● Data for this task:
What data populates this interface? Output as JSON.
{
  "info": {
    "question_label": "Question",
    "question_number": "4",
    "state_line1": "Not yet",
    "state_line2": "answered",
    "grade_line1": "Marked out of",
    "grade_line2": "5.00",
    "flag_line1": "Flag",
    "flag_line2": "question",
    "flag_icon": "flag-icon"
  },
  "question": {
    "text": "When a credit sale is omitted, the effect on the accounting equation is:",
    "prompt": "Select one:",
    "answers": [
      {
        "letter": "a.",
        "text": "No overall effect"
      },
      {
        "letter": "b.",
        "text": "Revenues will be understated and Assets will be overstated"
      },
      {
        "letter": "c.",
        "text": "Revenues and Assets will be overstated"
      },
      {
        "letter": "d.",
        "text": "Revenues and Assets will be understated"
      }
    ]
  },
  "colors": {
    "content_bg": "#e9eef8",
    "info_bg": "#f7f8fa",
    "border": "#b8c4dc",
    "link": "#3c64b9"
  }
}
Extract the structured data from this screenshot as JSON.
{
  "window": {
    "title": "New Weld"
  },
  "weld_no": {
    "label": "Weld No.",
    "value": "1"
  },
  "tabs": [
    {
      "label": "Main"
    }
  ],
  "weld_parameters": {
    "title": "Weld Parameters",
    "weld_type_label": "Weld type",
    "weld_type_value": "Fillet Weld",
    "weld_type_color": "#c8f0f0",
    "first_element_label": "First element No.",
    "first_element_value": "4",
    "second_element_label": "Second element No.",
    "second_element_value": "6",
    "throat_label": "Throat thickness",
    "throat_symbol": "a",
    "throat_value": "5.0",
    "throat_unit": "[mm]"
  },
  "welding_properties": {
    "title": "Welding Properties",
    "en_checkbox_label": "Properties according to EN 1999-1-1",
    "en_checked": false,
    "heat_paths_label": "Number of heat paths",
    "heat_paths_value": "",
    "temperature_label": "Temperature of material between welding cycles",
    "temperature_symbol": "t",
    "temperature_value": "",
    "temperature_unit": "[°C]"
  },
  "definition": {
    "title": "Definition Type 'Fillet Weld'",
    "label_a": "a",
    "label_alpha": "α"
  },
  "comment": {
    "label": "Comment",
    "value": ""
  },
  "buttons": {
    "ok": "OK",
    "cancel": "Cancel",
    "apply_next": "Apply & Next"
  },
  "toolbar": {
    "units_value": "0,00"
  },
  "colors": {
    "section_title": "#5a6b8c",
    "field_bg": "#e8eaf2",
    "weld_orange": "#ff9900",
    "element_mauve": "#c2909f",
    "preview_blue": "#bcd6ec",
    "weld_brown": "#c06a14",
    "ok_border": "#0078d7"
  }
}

● Challenge: Look through the entries above. Extract each line with the word "understated".

● Completed task:
        "text": "Revenues will be understated and Assets will be overstated"
        "text": "Revenues and Assets will be understated"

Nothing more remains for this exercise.